REQUIRED WORK: Copy whichever lines contain the string "description".

Part of a data file:
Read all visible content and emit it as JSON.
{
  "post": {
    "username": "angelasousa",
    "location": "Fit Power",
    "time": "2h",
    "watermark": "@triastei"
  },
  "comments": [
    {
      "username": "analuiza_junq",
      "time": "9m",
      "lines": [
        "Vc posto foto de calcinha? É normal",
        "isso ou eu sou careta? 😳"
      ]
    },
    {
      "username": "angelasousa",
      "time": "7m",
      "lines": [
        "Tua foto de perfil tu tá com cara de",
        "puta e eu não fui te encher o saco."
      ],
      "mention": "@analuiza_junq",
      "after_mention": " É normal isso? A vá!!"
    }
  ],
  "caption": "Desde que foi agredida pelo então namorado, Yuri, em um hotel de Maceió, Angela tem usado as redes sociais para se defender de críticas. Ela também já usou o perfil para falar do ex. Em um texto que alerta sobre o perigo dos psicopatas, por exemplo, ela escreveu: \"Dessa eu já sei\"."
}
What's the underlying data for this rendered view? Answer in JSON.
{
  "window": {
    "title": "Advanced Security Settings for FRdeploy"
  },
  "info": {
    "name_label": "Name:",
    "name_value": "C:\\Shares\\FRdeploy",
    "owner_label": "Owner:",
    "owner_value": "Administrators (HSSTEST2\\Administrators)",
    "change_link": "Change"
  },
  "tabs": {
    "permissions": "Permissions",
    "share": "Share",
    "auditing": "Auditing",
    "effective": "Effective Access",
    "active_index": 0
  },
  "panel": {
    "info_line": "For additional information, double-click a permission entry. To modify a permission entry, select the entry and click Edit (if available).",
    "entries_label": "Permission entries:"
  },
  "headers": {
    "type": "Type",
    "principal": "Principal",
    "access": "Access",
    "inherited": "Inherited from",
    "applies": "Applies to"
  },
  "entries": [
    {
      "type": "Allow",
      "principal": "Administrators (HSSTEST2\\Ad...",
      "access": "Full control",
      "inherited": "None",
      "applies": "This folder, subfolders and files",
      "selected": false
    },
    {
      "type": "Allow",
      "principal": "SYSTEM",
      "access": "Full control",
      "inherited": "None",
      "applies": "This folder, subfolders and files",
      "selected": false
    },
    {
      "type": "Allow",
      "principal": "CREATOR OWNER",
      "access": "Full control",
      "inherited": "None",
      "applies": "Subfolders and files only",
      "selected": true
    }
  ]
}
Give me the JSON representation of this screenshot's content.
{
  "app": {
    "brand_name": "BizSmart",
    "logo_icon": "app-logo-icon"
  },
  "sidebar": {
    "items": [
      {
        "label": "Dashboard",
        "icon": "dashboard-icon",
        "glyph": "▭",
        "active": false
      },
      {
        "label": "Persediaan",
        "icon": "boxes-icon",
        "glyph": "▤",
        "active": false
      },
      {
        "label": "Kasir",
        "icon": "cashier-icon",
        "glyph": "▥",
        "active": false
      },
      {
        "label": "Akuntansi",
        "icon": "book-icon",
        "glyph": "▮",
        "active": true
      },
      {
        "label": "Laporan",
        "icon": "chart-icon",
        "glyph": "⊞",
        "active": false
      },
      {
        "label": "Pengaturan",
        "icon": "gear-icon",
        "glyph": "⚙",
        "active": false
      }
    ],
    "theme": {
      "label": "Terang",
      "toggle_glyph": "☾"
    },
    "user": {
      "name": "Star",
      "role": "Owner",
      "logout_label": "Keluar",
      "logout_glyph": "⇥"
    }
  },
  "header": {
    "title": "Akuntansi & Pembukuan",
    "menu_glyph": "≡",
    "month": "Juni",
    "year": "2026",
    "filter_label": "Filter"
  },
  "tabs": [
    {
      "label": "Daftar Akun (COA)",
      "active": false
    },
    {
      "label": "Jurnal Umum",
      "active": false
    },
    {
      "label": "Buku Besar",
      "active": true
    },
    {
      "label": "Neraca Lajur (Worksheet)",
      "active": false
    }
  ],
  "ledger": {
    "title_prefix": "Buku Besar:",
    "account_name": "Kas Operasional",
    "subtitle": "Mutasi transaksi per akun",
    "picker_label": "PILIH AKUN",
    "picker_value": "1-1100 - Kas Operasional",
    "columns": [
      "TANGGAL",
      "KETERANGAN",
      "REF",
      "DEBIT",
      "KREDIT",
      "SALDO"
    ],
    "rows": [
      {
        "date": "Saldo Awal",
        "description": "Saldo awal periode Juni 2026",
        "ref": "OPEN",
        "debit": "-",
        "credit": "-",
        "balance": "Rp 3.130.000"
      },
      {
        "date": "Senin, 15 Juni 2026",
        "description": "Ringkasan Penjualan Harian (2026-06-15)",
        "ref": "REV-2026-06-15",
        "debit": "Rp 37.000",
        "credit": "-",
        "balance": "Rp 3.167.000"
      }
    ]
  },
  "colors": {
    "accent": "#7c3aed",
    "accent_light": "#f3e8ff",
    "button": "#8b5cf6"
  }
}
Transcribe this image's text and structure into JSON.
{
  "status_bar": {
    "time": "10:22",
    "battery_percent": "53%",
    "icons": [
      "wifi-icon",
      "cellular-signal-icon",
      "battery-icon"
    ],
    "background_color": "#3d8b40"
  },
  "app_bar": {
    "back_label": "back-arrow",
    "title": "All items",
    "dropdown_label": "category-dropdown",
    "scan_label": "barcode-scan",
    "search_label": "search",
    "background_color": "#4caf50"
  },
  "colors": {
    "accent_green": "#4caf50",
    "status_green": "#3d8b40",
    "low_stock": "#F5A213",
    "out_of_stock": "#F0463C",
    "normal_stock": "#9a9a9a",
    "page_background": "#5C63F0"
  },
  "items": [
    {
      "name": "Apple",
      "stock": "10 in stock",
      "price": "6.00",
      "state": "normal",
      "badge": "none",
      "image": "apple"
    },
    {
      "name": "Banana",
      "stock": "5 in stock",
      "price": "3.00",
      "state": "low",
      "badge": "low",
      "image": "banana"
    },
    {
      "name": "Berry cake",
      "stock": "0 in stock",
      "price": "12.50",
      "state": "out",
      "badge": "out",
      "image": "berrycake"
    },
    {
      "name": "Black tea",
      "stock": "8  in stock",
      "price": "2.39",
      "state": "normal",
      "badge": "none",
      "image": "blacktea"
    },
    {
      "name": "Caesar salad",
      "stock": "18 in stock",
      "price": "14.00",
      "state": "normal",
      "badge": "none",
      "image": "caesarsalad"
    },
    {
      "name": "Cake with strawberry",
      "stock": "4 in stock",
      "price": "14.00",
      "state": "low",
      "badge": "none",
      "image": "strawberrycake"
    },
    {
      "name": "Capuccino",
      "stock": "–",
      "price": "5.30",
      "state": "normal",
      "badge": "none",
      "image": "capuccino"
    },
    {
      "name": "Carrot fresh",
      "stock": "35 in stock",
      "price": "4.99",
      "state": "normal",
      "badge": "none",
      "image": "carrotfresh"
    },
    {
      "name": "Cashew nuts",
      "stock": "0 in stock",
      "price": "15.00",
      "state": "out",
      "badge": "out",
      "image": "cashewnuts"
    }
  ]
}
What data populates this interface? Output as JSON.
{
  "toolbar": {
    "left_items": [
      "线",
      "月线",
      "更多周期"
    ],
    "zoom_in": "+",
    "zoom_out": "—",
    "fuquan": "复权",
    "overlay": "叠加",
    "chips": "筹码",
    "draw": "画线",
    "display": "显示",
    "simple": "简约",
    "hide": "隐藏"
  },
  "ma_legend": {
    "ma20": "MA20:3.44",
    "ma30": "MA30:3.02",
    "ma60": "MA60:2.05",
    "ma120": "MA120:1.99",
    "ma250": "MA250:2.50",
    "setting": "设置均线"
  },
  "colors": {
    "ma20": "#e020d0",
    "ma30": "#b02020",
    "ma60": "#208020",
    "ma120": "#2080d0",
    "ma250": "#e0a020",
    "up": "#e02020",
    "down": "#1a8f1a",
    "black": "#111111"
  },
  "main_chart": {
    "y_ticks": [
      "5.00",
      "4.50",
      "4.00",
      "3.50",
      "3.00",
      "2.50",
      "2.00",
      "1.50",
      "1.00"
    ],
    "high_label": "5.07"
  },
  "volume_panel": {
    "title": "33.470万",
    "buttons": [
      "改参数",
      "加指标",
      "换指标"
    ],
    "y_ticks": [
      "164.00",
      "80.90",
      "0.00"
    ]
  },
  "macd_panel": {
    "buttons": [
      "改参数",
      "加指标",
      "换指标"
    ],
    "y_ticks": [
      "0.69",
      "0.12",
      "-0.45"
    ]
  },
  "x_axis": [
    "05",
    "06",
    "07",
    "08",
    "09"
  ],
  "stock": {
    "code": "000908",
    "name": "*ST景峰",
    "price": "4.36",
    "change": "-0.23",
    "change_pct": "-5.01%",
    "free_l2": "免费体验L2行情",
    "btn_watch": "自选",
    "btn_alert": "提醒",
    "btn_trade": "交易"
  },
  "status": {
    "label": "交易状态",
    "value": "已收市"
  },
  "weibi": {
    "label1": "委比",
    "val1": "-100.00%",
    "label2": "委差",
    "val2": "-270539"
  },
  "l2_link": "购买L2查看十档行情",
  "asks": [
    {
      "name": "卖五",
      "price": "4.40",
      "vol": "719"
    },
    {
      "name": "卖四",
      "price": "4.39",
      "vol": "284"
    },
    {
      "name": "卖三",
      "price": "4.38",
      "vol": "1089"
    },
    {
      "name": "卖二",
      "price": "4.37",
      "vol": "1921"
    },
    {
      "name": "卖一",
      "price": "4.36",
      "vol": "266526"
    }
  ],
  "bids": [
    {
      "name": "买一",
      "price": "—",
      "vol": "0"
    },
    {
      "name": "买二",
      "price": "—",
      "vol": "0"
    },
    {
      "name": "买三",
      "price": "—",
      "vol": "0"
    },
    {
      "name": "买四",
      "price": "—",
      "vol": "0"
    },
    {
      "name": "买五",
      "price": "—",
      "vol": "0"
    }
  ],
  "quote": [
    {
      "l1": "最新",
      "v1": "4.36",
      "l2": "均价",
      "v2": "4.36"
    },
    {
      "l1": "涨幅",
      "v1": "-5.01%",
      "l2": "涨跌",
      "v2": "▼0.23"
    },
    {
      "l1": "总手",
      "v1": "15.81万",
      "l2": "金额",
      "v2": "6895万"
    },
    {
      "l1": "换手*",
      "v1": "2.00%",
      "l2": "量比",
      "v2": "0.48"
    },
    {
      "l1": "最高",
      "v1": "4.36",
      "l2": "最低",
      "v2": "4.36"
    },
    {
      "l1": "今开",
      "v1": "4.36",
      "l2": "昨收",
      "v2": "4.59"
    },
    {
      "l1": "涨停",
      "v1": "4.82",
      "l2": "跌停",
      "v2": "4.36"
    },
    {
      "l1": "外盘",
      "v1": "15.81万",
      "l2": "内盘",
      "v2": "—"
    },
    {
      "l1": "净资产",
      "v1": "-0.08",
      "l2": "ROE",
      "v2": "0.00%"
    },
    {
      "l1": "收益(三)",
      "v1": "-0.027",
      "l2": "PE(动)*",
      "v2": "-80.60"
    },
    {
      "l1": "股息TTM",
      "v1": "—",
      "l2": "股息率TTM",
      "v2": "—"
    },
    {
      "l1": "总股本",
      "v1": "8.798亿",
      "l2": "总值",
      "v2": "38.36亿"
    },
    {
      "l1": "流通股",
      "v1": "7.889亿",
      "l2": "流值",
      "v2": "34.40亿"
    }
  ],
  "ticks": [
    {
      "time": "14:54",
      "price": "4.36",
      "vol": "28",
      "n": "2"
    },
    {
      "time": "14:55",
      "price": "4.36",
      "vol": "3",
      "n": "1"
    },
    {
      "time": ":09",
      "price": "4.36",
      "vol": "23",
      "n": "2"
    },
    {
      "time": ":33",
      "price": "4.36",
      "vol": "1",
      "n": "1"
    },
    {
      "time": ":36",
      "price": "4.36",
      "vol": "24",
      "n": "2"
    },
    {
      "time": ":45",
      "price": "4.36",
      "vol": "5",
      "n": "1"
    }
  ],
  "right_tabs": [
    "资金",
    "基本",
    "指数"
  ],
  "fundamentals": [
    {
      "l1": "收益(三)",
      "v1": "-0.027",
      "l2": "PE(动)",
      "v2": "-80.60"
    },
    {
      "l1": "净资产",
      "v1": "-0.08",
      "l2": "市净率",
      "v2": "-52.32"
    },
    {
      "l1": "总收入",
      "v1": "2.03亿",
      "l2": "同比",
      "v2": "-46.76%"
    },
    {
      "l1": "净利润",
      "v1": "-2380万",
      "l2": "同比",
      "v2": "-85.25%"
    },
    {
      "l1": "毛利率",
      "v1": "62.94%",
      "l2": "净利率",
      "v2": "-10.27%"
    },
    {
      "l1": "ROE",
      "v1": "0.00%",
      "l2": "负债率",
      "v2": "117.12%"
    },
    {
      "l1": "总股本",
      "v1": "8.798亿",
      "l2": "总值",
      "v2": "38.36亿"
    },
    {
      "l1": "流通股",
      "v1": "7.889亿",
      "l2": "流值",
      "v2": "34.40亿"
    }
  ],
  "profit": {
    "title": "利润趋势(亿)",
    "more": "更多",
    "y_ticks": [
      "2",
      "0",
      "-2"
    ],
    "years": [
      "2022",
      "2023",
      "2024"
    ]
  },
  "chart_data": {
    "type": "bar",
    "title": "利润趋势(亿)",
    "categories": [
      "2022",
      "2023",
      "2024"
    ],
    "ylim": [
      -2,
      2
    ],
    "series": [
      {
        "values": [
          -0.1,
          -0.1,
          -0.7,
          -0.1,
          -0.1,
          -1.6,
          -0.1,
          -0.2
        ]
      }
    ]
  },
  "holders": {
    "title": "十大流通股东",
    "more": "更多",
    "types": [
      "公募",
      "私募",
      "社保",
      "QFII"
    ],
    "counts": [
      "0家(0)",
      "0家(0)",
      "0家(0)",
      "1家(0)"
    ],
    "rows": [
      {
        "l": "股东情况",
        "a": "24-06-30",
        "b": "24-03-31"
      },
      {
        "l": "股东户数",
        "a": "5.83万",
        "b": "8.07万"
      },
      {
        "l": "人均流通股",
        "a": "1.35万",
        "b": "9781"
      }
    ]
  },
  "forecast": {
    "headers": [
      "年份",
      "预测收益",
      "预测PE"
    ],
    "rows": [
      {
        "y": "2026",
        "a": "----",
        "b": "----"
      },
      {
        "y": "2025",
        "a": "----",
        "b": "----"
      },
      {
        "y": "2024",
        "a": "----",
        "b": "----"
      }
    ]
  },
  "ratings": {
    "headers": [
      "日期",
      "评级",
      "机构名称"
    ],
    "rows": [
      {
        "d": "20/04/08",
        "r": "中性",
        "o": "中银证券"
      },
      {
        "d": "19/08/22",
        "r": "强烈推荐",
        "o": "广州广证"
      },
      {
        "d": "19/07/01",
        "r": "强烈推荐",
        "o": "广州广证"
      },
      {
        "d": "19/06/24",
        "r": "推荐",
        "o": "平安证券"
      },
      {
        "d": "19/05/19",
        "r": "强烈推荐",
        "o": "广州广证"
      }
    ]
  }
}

IN RESPONSE:
        "description": "Saldo awal periode Juni 2026",
        "description": "Ringkasan Penjualan Harian (2026-06-15)",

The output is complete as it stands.